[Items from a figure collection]
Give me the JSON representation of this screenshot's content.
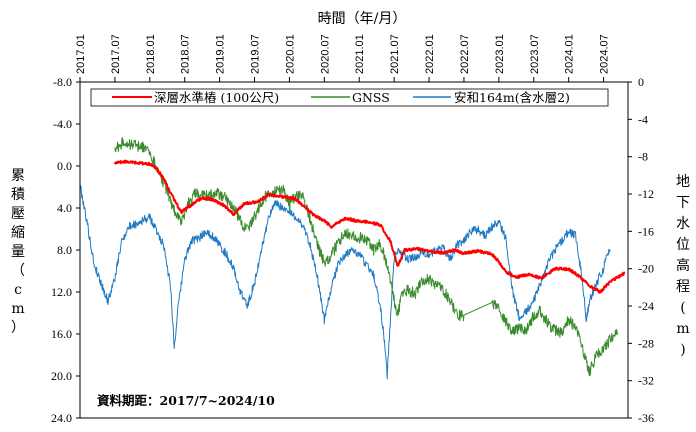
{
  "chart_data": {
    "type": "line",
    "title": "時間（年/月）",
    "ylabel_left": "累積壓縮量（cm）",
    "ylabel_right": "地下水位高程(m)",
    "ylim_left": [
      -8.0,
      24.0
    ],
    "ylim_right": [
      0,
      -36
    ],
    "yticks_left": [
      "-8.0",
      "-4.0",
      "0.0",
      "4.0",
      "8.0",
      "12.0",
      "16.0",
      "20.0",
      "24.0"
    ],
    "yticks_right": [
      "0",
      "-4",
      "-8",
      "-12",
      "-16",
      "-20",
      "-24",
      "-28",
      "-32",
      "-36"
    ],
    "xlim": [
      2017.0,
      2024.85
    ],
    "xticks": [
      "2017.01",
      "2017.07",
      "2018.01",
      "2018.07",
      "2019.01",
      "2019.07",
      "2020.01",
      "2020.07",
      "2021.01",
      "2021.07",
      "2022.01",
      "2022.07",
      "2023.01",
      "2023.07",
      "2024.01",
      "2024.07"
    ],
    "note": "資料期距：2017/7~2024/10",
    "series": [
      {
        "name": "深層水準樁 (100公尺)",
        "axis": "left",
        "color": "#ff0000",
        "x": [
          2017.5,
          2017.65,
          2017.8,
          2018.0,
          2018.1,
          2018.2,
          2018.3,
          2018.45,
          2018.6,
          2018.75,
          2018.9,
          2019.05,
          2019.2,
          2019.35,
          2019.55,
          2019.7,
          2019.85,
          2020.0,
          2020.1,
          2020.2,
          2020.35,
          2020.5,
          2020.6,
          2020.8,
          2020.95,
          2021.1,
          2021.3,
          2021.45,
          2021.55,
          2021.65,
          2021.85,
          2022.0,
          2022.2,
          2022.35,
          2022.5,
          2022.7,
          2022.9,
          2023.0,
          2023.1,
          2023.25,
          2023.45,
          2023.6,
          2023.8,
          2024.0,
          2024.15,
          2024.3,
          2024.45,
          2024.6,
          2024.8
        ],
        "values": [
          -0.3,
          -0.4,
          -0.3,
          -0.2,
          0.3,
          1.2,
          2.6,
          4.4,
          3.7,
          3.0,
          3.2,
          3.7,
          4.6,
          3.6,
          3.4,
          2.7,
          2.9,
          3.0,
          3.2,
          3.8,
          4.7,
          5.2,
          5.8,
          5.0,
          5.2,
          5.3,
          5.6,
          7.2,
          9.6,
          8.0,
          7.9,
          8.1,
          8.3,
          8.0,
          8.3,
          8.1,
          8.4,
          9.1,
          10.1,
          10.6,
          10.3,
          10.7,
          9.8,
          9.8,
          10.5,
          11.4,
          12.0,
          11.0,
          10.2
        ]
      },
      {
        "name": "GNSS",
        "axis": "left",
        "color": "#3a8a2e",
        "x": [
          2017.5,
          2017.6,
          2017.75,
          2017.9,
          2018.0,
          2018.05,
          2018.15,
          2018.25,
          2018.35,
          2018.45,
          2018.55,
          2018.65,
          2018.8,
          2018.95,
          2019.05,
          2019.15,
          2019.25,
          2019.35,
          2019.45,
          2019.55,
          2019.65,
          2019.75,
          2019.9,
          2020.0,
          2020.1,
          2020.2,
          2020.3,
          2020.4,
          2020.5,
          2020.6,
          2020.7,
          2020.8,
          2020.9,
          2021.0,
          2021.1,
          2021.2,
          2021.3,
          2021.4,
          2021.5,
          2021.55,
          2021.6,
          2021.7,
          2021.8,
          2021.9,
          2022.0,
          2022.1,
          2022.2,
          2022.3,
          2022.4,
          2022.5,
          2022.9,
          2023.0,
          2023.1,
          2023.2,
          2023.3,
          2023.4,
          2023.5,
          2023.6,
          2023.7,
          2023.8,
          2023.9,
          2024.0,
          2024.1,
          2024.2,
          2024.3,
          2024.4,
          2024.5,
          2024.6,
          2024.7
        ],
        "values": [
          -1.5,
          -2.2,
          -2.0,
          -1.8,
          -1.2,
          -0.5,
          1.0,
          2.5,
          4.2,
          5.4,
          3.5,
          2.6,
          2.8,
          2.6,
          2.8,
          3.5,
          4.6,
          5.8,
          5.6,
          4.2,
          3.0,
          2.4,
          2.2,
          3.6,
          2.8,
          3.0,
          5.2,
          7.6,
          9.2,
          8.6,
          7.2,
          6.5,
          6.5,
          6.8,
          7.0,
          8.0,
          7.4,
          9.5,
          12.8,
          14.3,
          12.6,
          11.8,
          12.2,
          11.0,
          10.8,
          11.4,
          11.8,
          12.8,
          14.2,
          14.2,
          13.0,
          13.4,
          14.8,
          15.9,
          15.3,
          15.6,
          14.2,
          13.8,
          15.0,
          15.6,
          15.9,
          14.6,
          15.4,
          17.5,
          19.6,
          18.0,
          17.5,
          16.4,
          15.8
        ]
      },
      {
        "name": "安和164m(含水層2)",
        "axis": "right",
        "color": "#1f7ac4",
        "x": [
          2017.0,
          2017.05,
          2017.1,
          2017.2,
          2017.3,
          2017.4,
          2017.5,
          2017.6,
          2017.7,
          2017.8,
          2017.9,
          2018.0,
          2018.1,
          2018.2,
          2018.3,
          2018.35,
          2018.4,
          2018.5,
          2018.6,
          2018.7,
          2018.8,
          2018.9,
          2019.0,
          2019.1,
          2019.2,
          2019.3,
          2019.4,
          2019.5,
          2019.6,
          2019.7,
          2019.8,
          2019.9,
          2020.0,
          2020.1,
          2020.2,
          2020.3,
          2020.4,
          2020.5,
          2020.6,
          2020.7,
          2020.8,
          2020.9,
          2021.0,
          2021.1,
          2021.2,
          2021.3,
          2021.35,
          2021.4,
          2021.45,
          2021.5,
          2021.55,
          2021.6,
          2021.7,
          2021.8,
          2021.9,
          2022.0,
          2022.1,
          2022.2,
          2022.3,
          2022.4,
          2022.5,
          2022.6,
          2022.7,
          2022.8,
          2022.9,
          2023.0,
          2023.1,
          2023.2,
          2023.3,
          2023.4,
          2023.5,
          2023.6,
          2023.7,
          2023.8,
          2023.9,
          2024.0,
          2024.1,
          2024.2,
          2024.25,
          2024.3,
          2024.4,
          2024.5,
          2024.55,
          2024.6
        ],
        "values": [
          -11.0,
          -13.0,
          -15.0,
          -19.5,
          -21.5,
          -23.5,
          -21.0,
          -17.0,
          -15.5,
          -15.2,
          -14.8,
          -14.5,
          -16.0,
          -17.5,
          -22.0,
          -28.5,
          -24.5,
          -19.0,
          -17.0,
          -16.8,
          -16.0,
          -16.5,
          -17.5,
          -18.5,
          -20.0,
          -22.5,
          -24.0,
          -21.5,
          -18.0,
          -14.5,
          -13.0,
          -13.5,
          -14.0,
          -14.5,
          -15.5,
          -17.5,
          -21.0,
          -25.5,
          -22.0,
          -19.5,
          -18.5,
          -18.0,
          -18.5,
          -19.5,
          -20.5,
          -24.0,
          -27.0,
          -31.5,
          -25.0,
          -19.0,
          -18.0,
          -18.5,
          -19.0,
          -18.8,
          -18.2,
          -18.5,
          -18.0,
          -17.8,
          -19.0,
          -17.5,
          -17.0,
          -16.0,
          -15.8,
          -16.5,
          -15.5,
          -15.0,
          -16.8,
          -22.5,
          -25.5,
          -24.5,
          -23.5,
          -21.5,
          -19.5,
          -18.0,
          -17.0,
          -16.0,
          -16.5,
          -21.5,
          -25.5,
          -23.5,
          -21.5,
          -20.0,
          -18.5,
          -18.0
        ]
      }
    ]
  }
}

...

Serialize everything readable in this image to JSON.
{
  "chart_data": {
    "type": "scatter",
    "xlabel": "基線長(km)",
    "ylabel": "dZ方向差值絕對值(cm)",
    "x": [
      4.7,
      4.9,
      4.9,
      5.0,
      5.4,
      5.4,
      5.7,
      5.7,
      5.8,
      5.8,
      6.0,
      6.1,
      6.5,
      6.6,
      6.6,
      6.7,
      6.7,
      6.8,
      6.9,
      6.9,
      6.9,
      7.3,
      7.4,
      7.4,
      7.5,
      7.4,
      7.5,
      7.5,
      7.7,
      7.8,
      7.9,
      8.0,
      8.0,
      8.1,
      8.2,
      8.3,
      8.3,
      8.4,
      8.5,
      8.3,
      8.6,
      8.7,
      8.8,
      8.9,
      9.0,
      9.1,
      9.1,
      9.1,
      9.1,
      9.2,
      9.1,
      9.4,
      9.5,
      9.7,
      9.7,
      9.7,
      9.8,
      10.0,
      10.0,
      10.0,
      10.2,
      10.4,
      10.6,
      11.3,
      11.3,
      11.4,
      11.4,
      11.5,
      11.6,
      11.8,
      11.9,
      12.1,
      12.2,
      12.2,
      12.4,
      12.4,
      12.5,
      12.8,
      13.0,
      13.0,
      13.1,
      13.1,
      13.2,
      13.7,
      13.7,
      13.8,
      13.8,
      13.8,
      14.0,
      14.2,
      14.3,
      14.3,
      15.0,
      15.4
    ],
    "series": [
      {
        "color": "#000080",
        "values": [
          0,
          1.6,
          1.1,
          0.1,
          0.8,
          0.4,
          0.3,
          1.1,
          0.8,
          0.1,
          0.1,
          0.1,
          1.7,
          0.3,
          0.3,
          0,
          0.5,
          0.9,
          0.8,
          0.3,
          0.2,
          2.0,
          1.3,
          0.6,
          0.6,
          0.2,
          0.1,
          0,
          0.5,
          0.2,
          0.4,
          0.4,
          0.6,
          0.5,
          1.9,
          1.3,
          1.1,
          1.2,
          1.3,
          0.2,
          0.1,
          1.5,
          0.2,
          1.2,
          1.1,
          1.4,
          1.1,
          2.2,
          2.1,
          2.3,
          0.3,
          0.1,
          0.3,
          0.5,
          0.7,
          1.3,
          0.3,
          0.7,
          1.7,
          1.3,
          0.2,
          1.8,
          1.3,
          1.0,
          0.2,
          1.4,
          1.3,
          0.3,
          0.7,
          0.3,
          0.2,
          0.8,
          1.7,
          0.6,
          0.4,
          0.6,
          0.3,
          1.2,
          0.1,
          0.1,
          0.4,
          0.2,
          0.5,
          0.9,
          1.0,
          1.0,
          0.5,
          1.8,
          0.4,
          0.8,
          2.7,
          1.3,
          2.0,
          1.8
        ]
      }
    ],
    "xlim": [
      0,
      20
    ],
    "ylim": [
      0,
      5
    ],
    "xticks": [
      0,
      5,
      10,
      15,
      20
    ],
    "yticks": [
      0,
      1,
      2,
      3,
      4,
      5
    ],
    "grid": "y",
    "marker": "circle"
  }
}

- SET TASK -
Each line that holds the word "JSON" is to be copied.

- EXPECTED ANSWER -
Give me the JSON representation of this screenshot's content.
Serialize everything readable in this image to JSON.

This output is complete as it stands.